Description of the task: Restate the records below word for word, and omit the images they hold.

□ □ □ □ □

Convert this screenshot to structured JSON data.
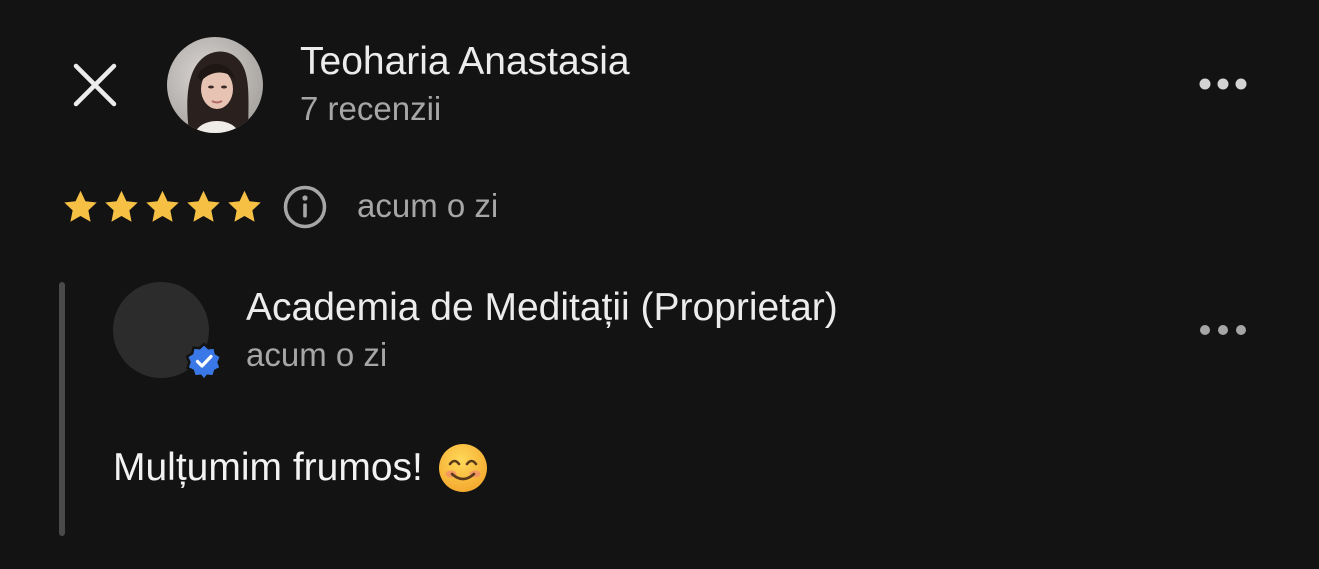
{
  "review": {
    "reviewer_name": "Teoharia Anastasia",
    "reviewer_count": "7 recenzii",
    "rating": 5,
    "rating_max": 5,
    "time": "acum o zi"
  },
  "reply": {
    "owner_name": "Academia de Meditații (Proprietar)",
    "time": "acum o zi",
    "text": "Mulțumim frumos!",
    "emoji": "smiling-face-emoji"
  },
  "icons": {
    "close": "close-icon",
    "more": "more-horizontal-icon",
    "info": "info-icon",
    "star": "star-icon",
    "verified": "verified-badge-icon"
  },
  "colors": {
    "background": "#131313",
    "star": "#f5c044",
    "verified": "#3b78e7",
    "secondary_text": "#a6a6a6"
  }
}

□ □ □ □ □

The solution:
Convert this screenshot to structured JSON data.
{
  "review": {
    "reviewer_name": "Teoharia Anastasia",
    "reviewer_count": "7 recenzii",
    "rating": 5,
    "rating_max": 5,
    "time": "acum o zi"
  },
  "reply": {
    "owner_name": "Academia de Meditații (Proprietar)",
    "time": "acum o zi",
    "text": "Mulțumim frumos!",
    "emoji": "smiling-face-emoji"
  },
  "icons": {
    "close": "close-icon",
    "more": "more-horizontal-icon",
    "info": "info-icon",
    "star": "star-icon",
    "verified": "verified-badge-icon"
  },
  "colors": {
    "background": "#131313",
    "star": "#f5c044",
    "verified": "#3b78e7",
    "secondary_text": "#a6a6a6"
  }
}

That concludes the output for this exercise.